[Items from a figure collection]
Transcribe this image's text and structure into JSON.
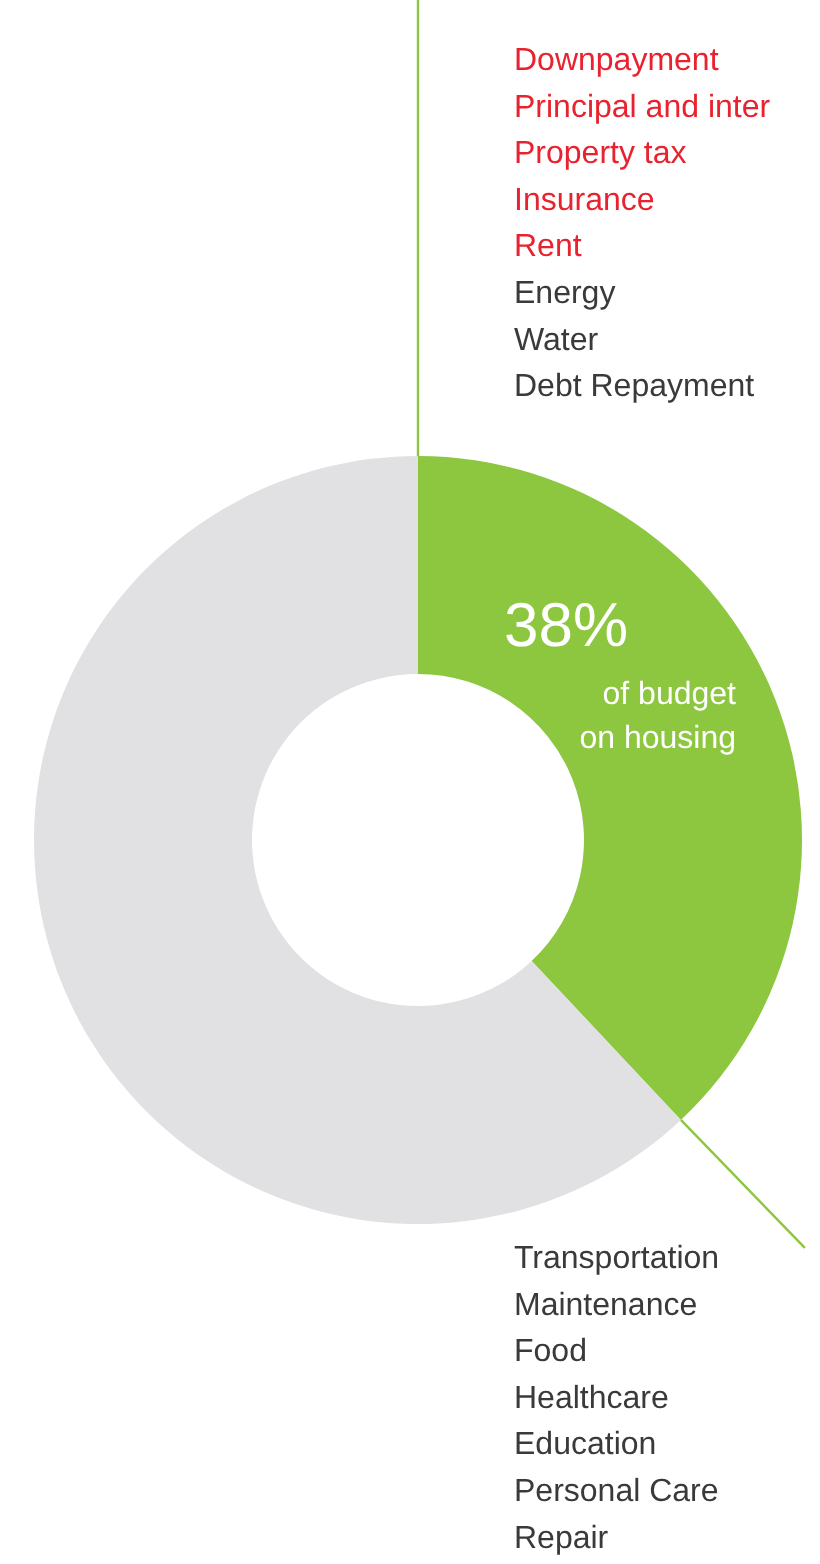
{
  "chart_data": {
    "type": "donut",
    "categories": [
      null,
      null
    ],
    "values": [
      38,
      62
    ],
    "colors": [
      "#8dc63f",
      "#e1e1e3"
    ],
    "value_labels": [
      "38%",
      null
    ],
    "annotations": [
      "of budget on housing",
      "Downpayment",
      "Principal and inter",
      "Property tax",
      "Insurance",
      "Rent",
      "Energy",
      "Water",
      "Debt Repayment",
      "Transportation",
      "Maintenance",
      "Food",
      "Healthcare",
      "Education",
      "Personal Care",
      "Repair"
    ]
  }
}
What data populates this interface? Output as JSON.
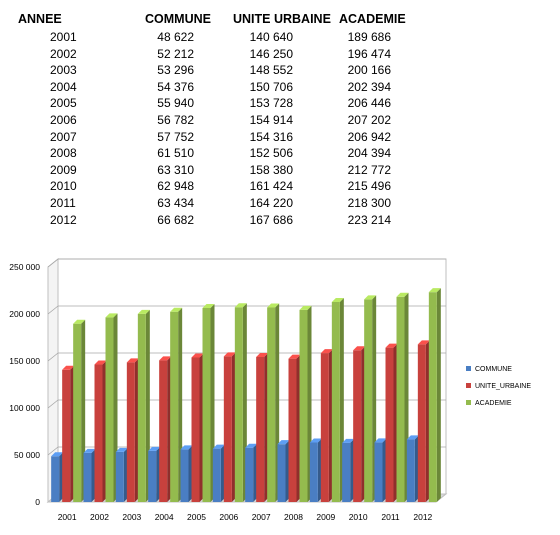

◆ Aim of the task ◆
Reproduce every line of the material precisely, omitting its pictures.

◆ Solution below ◆
Transcribe this image's text and structure into JSON.
{
  "chart_data": {
    "type": "donut",
    "categories": [
      null,
      null
    ],
    "values": [
      38,
      62
    ],
    "colors": [
      "#8dc63f",
      "#e1e1e3"
    ],
    "value_labels": [
      "38%",
      null
    ],
    "annotations": [
      "of budget on housing",
      "Downpayment",
      "Principal and inter",
      "Property tax",
      "Insurance",
      "Rent",
      "Energy",
      "Water",
      "Debt Repayment",
      "Transportation",
      "Maintenance",
      "Food",
      "Healthcare",
      "Education",
      "Personal Care",
      "Repair"
    ]
  }
}
What data populates this interface? Output as JSON.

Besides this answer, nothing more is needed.